## Job
Restate all of the entries exactly, dropping any pictures they hold.

++++ Data lines

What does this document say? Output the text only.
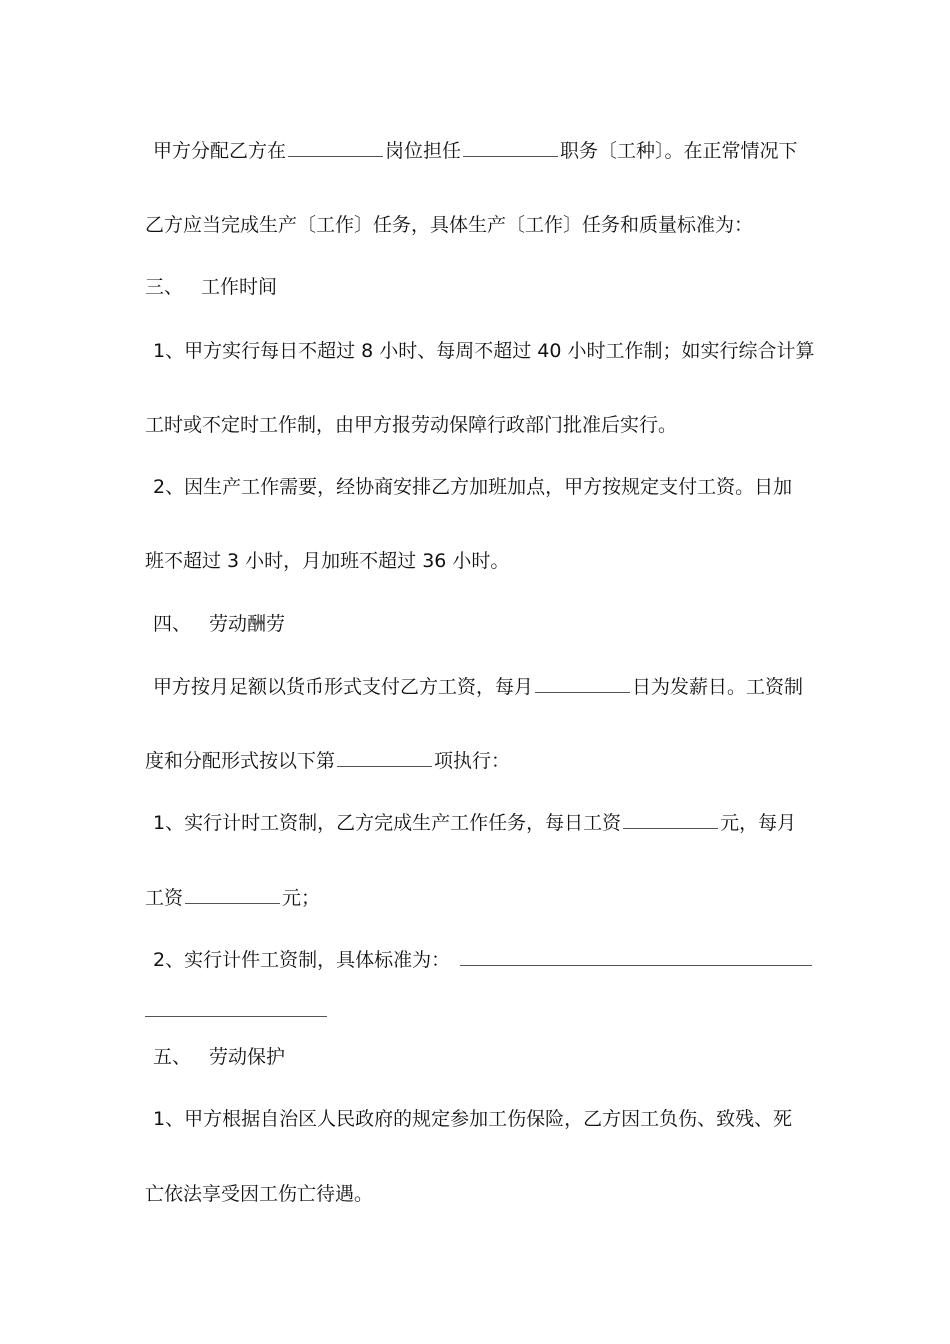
甲方分配乙方在	岗位担任	职务〔工种〕。在正常情况下
乙方应当完成生产〔工作〕任务，具体生产〔工作〕任务和质量标准为：
三、 工作时间
1、甲方实行每日不超过 8 小时、每周不超过 40 小时工作制；如实行综合计算
工时或不定时工作制，由甲方报劳动保障行政部门批准后实行。
2、因生产工作需要，经协商安排乙方加班加点，甲方按规定支付工资。日加
班不超过 3 小时，月加班不超过 36 小时。
四、 劳动酬劳
甲方按月足额以货币形式支付乙方工资，每月	日为发薪日。工资制
度和分配形式按以下第	项执行：
1、实行计时工资制，乙方完成生产工作任务，每日工资	元，每月
工资	元；
2、实行计件工资制，具体标准为：
五、 劳动保护
1、甲方根据自治区人民政府的规定参加工伤保险，乙方因工负伤、致残、死
亡依法享受因工伤亡待遇。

++++++++

## Complete answer
What does this document say? Output the text only.
甲方分配乙方在	岗位担任	职务〔工种〕。在正常情况下
乙方应当完成生产〔工作〕任务，具体生产〔工作〕任务和质量标准为：
三、 工作时间
1、甲方实行每日不超过 8 小时、每周不超过 40 小时工作制；如实行综合计算
工时或不定时工作制，由甲方报劳动保障行政部门批准后实行。
2、因生产工作需要，经协商安排乙方加班加点，甲方按规定支付工资。日加
班不超过 3 小时，月加班不超过 36 小时。
四、 劳动酬劳
甲方按月足额以货币形式支付乙方工资，每月	日为发薪日。工资制
度和分配形式按以下第	项执行：
1、实行计时工资制，乙方完成生产工作任务，每日工资	元，每月
工资	元；
2、实行计件工资制，具体标准为：
五、 劳动保护
1、甲方根据自治区人民政府的规定参加工伤保险，乙方因工负伤、致残、死
亡依法享受因工伤亡待遇。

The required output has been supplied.